▸ Short problem:
Please reproduce the records from the start up to and including the line with "chart-6-plot <box>201 252 316 352</box>", switching "bar-stack-icon" to "stacked-bar-icon" and leaving everything else unchanged.

::::::::

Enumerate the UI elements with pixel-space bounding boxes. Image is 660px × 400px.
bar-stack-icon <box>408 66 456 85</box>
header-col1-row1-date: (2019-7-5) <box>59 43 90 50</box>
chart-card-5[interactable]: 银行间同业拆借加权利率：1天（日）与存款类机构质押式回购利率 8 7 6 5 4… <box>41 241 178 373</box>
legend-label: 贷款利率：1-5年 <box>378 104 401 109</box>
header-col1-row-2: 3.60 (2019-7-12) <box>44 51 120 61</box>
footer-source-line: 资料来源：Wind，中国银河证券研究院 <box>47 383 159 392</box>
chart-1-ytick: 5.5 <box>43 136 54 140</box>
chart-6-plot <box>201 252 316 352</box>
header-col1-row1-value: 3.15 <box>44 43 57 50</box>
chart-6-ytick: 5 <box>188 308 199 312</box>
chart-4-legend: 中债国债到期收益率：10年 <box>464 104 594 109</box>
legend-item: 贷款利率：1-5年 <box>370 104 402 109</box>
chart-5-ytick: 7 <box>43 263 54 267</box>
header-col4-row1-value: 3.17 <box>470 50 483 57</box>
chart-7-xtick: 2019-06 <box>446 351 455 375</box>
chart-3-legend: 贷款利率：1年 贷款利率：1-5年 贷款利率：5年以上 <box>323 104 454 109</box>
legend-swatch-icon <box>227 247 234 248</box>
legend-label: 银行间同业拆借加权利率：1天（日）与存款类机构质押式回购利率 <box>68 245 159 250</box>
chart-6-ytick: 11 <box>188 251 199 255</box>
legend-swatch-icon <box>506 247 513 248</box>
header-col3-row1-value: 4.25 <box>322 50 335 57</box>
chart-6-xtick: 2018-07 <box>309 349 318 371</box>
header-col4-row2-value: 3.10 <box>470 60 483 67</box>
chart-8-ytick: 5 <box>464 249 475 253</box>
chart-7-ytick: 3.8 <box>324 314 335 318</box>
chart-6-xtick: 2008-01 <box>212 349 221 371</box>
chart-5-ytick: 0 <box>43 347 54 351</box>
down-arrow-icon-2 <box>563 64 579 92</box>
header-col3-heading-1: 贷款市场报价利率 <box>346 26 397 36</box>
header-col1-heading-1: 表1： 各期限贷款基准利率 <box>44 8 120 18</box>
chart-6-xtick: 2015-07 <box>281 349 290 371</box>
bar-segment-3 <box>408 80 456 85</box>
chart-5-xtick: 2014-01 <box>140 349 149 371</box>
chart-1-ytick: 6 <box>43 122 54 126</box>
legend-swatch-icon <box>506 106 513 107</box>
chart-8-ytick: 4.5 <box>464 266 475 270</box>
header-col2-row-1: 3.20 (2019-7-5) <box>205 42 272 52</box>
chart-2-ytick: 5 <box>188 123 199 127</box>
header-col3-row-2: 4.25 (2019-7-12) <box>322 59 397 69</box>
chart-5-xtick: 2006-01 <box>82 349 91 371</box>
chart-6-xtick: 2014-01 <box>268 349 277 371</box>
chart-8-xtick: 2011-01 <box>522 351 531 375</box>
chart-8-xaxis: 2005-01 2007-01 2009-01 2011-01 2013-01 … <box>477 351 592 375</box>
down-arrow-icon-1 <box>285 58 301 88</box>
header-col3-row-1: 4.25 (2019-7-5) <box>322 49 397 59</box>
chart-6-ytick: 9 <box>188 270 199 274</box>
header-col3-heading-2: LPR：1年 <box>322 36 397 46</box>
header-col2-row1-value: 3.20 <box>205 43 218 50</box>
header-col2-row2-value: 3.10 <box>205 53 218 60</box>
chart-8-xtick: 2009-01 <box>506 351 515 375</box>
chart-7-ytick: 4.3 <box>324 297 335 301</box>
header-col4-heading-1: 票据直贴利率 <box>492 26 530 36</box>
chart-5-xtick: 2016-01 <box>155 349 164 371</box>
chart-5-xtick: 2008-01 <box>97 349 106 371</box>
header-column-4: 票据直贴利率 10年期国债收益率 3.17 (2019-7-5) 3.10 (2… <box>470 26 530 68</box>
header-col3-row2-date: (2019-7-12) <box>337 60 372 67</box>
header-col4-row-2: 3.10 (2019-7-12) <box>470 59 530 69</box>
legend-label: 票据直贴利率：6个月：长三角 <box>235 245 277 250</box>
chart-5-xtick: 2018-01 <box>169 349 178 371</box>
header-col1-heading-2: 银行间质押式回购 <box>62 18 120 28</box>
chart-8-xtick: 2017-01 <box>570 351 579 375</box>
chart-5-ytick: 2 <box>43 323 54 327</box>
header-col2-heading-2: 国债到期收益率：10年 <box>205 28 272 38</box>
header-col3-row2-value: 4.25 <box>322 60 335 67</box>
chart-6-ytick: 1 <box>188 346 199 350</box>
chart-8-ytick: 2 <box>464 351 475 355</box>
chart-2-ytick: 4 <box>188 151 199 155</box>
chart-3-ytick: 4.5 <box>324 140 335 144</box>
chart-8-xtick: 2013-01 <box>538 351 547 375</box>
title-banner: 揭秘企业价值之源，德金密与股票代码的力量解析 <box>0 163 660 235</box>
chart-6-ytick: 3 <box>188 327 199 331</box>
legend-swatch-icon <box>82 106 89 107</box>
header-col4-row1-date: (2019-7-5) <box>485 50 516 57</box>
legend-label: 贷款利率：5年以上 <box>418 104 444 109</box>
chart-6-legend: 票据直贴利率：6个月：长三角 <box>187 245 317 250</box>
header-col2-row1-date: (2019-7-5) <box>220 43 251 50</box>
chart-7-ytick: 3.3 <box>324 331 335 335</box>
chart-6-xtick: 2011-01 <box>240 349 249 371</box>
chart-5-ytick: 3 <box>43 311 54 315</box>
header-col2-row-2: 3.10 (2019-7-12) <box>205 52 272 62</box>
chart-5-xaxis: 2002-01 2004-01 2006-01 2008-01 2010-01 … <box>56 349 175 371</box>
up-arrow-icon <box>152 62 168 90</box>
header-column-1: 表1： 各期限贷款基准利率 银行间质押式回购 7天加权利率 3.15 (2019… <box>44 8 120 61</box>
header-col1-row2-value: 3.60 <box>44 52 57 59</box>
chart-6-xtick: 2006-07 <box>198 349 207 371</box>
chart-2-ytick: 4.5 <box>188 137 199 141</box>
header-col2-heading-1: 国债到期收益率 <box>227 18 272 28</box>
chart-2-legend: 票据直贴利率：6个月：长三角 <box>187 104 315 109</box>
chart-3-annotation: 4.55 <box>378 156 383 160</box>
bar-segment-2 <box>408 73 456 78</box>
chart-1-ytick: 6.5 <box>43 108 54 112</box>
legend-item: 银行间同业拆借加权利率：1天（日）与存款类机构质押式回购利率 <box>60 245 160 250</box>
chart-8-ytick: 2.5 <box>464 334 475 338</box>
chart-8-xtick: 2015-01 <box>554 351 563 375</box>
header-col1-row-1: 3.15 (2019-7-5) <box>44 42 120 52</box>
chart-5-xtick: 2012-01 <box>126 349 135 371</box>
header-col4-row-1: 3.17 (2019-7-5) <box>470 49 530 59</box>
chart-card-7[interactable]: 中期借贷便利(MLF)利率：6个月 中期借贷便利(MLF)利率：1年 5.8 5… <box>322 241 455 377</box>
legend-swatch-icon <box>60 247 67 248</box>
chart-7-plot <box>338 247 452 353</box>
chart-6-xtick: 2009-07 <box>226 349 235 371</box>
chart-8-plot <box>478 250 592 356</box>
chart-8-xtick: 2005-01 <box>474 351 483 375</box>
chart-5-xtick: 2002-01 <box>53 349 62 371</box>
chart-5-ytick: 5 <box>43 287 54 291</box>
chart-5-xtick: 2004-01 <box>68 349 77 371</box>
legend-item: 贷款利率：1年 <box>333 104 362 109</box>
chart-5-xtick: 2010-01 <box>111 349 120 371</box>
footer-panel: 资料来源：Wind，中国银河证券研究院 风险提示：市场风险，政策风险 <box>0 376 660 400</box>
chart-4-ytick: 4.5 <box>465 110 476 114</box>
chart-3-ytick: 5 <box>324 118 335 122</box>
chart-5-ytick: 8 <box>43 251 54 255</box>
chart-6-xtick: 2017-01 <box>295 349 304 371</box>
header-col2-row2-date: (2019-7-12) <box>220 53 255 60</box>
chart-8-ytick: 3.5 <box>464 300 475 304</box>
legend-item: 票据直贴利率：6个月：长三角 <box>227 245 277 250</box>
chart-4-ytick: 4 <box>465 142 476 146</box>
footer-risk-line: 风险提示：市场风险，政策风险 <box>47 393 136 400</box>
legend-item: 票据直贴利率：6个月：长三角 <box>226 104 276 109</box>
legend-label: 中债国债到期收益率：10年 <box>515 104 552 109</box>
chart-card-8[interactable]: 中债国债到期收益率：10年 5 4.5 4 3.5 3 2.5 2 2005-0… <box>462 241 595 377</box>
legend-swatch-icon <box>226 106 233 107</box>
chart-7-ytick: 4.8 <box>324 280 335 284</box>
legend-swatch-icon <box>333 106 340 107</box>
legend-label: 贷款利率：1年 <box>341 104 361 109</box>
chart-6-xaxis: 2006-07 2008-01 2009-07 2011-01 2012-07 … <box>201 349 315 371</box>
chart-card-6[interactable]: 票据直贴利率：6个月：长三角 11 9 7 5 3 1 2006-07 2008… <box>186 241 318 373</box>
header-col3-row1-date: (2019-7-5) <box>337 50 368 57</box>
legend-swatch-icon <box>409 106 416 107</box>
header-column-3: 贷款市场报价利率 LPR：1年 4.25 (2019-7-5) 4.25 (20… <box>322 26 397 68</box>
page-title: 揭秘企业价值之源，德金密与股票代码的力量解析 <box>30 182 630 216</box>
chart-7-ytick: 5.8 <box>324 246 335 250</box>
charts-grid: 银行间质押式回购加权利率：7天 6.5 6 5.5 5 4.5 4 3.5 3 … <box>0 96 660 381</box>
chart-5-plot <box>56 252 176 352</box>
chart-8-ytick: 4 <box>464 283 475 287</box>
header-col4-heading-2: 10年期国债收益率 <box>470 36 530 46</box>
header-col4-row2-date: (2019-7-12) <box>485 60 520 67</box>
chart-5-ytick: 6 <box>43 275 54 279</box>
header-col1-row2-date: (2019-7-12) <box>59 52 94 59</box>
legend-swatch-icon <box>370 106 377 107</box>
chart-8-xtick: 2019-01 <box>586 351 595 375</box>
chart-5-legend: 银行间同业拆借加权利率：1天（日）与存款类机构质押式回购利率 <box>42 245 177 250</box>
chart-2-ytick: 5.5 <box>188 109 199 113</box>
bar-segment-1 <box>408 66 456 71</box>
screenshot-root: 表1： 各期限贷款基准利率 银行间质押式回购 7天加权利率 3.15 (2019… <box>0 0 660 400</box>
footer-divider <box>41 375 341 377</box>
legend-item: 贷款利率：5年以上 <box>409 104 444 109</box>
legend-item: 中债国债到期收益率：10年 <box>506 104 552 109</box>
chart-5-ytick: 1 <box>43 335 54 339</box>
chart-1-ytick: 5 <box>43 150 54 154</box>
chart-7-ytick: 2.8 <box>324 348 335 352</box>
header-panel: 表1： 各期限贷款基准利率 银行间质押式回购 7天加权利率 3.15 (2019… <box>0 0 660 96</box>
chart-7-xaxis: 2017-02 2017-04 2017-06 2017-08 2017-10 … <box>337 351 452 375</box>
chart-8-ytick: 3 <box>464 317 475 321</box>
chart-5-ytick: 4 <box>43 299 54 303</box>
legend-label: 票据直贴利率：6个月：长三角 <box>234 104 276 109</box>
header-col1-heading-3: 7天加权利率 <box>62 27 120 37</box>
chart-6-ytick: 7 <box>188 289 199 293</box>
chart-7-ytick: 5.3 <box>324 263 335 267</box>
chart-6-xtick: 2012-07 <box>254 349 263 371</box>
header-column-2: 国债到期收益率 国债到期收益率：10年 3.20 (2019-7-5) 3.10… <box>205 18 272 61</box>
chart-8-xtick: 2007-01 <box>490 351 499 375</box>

::::::::

▸ Answer in full:
Enumerate the UI elements with pixel-space bounding boxes. Image is 660px × 400px.
stacked-bar-icon <box>408 66 456 85</box>
header-col1-row1-date: (2019-7-5) <box>59 43 90 50</box>
chart-card-5[interactable]: 银行间同业拆借加权利率：1天（日）与存款类机构质押式回购利率 8 7 6 5 4… <box>41 241 178 373</box>
legend-label: 贷款利率：1-5年 <box>378 104 401 109</box>
header-col1-row-2: 3.60 (2019-7-12) <box>44 51 120 61</box>
footer-source-line: 资料来源：Wind，中国银河证券研究院 <box>47 383 159 392</box>
chart-1-ytick: 5.5 <box>43 136 54 140</box>
chart-6-plot <box>201 252 316 352</box>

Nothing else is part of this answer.